⟨
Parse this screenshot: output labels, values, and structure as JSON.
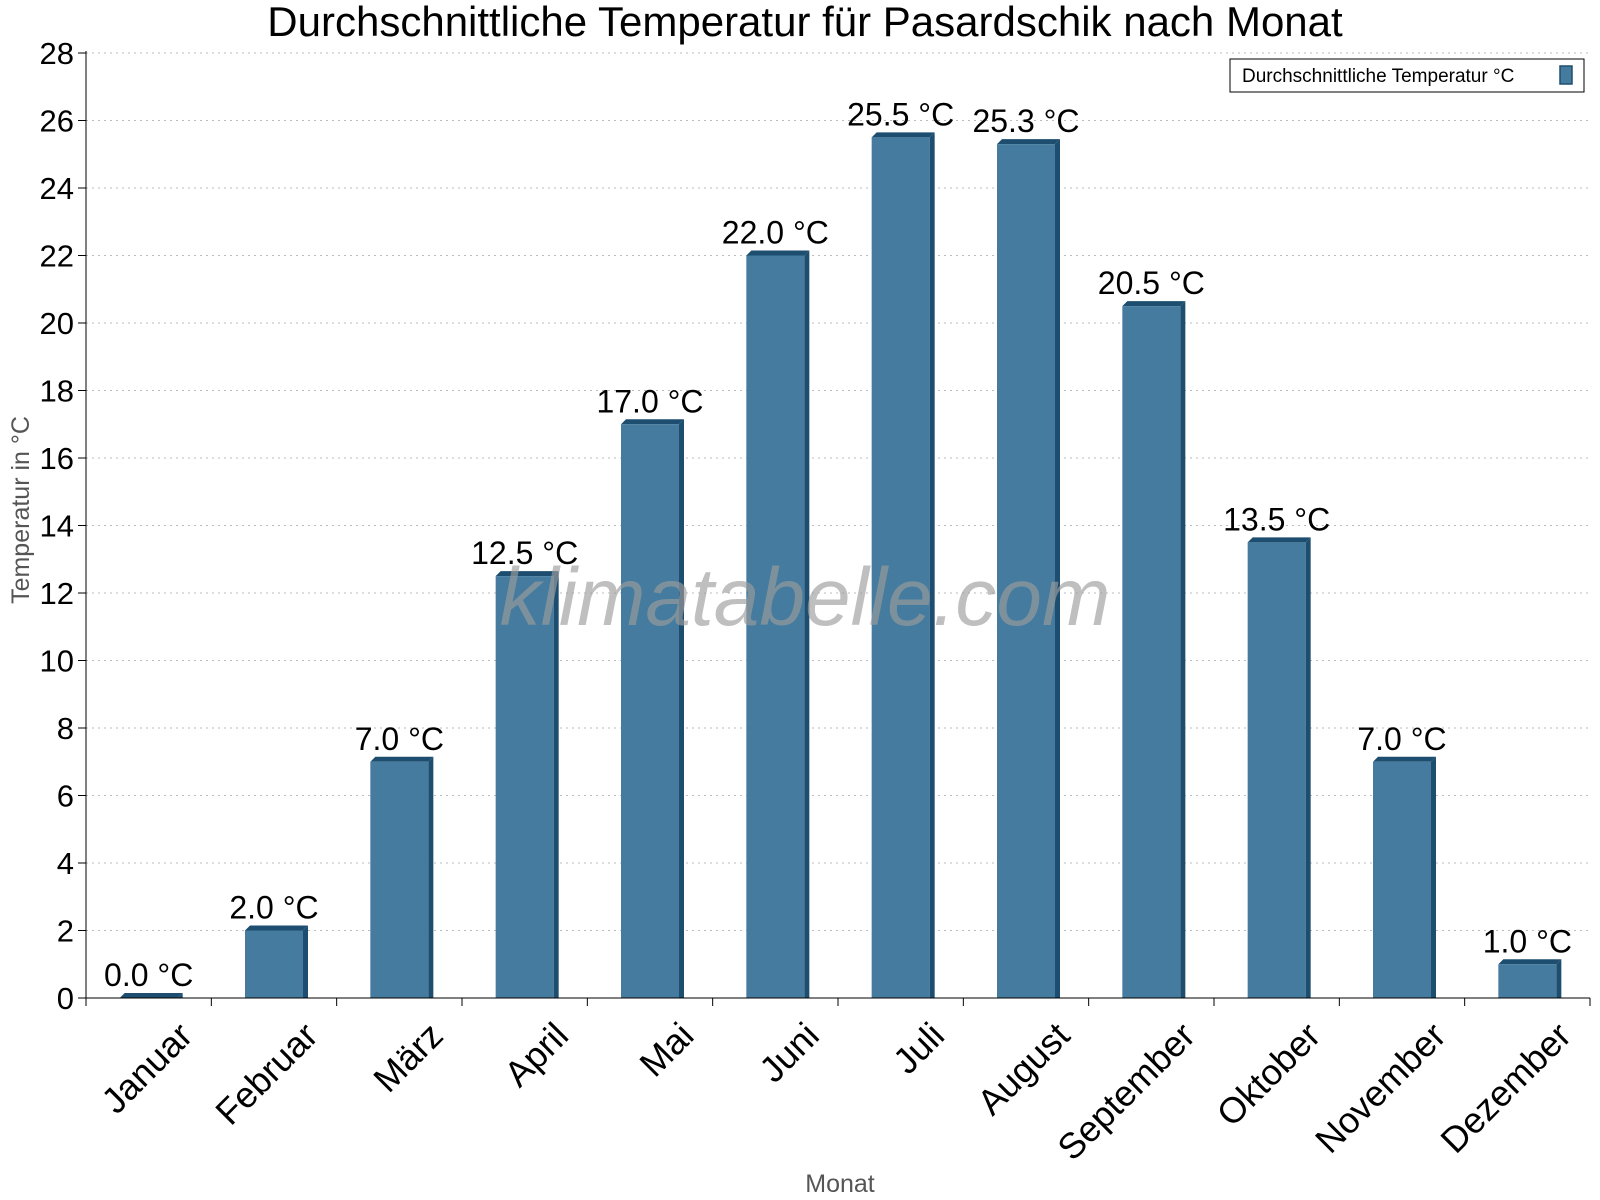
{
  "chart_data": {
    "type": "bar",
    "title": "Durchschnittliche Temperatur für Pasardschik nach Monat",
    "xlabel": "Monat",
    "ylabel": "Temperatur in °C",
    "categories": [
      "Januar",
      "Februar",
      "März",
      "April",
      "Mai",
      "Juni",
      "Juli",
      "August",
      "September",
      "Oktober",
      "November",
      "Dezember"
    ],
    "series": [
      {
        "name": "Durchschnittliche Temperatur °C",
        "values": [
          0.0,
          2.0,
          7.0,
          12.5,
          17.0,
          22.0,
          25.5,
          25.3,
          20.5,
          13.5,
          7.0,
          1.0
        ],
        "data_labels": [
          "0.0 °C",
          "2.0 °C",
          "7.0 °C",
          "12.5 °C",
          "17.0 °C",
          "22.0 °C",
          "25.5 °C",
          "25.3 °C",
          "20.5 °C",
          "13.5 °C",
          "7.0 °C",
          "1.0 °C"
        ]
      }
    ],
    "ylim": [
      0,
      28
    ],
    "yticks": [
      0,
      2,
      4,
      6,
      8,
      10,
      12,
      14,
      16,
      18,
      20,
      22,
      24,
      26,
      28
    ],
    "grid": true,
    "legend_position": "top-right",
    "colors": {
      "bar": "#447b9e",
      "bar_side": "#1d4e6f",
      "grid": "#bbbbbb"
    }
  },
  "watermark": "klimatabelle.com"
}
⟩
⟨
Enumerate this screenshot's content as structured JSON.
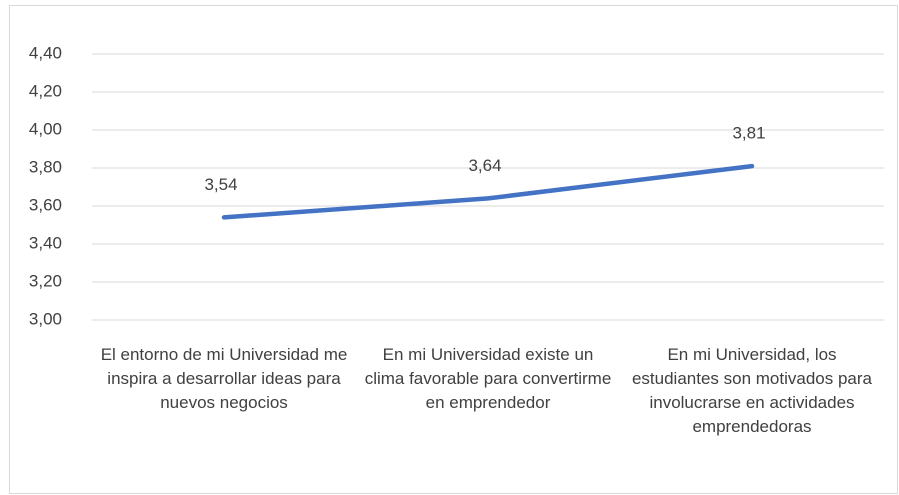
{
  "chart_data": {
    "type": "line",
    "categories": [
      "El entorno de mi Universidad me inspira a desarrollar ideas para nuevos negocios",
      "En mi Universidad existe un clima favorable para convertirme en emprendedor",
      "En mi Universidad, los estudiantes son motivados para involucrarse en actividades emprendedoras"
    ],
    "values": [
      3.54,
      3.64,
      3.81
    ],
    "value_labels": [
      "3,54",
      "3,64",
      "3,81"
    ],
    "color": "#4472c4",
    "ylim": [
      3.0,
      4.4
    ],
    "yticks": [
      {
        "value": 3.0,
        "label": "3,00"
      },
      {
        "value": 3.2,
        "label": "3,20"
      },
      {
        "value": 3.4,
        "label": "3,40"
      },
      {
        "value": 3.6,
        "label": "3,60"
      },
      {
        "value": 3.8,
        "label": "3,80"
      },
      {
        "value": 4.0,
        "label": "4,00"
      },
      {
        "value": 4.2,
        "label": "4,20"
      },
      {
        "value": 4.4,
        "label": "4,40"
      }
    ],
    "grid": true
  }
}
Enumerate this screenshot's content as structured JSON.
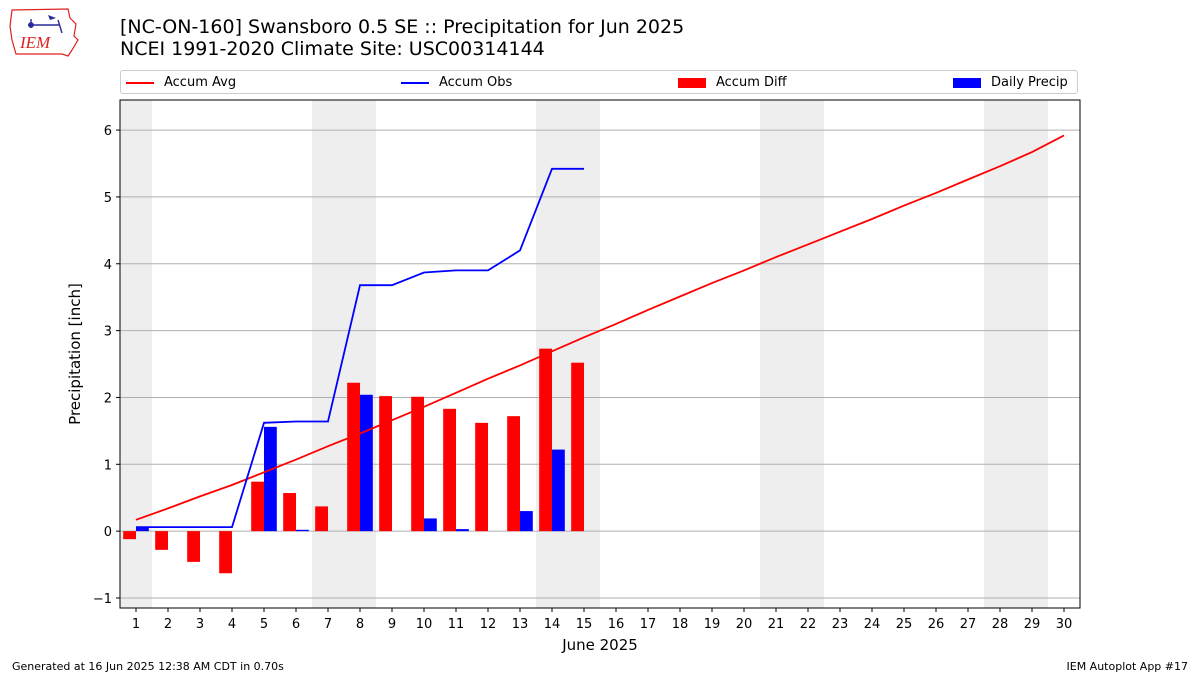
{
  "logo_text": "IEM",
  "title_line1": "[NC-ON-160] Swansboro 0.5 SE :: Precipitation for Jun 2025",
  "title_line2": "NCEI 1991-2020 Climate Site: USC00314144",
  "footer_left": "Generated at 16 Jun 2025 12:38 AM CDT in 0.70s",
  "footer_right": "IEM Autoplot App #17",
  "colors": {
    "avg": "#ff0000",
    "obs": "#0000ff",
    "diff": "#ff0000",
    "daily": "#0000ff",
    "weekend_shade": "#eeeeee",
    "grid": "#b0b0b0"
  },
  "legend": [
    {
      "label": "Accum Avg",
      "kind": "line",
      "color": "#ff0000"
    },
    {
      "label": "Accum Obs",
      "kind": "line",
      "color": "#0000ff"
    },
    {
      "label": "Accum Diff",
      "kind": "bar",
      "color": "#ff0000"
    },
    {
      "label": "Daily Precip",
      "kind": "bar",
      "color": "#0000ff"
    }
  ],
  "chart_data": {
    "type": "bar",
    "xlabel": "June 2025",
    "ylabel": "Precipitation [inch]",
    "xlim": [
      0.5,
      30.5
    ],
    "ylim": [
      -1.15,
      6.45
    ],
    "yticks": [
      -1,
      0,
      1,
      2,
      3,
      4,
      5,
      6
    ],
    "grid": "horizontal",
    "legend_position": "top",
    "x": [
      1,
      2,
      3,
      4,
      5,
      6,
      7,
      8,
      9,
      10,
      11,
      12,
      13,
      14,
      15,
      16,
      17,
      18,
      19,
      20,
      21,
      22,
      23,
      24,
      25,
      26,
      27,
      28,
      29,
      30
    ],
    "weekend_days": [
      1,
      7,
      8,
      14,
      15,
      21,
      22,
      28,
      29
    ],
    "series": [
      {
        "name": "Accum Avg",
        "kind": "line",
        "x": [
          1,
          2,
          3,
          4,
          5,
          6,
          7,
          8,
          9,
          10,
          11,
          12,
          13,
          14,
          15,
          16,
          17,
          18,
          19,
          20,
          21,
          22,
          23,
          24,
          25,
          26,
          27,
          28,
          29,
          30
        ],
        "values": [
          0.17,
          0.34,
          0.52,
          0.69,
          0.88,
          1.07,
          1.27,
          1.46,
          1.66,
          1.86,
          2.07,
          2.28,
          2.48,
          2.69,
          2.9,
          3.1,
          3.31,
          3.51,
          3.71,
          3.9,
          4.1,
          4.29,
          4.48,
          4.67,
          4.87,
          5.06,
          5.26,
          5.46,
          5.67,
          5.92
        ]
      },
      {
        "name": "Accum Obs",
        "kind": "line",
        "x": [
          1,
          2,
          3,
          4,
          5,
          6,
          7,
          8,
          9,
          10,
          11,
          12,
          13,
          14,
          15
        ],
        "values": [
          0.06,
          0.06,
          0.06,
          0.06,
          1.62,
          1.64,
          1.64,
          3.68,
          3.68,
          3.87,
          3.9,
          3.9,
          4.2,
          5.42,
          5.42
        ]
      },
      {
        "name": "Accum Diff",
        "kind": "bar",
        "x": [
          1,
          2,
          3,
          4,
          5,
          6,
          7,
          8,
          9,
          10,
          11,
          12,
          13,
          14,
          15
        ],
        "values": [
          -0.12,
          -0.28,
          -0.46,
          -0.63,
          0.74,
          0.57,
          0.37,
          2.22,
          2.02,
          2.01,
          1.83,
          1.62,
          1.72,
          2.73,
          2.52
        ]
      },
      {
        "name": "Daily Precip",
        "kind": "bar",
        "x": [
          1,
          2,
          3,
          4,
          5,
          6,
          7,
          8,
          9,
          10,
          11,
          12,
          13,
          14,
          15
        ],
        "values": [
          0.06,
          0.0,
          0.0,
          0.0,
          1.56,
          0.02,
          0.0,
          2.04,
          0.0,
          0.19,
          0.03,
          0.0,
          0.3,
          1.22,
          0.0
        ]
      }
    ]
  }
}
⟩
▸ **YOUR INSTRUCTIONS**: Copy out every line from the material above in which the word "name" appears.

▸ **SOLUTION TO THIS TASK**:
        "name": "Durchschnittliche Temperatur °C",
        "name": "Accum Avg",
        "name": "Accum Obs",
        "name": "Accum Diff",
        "name": "Daily Precip",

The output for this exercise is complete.